▶ **Written request**
The exercise asks you to copy every line below in which "licensing" appears.

═══ Supplied records

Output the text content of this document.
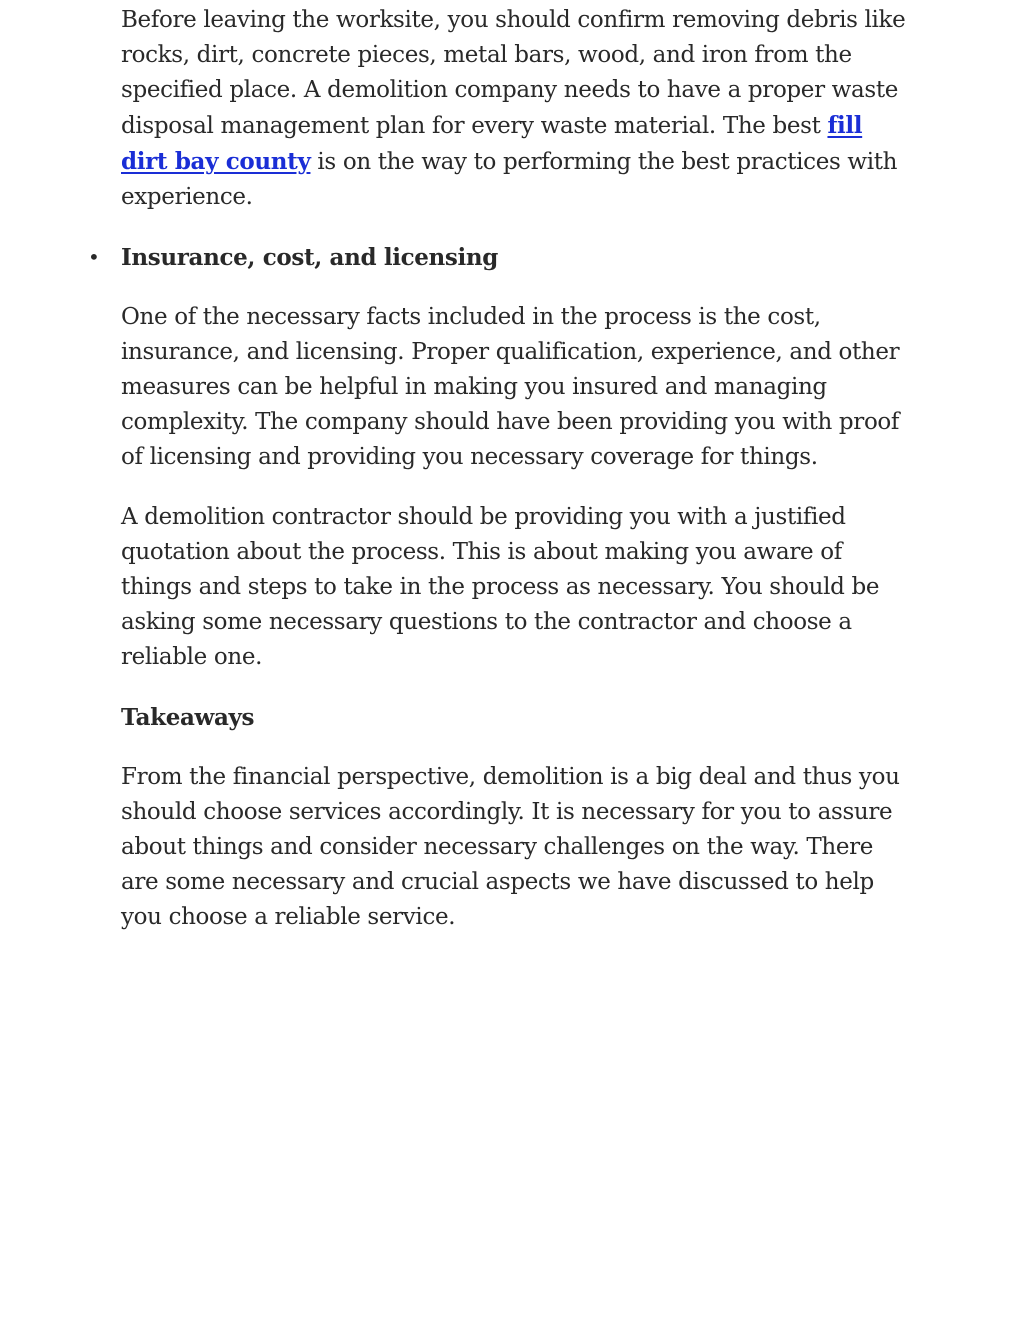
Before leaving the worksite, you should confirm removing debris like rocks, dirt, concrete pieces, metal bars, wood, and iron from the specified place. A demolition company needs to have a proper waste disposal management plan for every waste material. The best fill dirt bay county is on the way to performing the best practices with experience.

• Insurance, cost, and licensing

One of the necessary facts included in the process is the cost, insurance, and licensing. Proper qualification, experience, and other measures can be helpful in making you insured and managing complexity. The company should have been providing you with proof of licensing and providing you necessary coverage for things.

A demolition contractor should be providing you with a justified quotation about the process. This is about making you aware of things and steps to take in the process as necessary. You should be asking some necessary questions to the contractor and choose a reliable one.

Takeaways

From the financial perspective, demolition is a big deal and thus you should choose services accordingly. It is necessary for you to assure about things and consider necessary challenges on the way. There are some necessary and crucial aspects we have discussed to help you choose a reliable service.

══════

▶ **Complete output**
• Insurance, cost, and licensing
One of the necessary facts included in the process is the cost, insurance, and licensing. Proper qualification, experience, and other measures can be helpful in making you insured and managing complexity. The company should have been providing you with proof of licensing and providing you necessary coverage for things.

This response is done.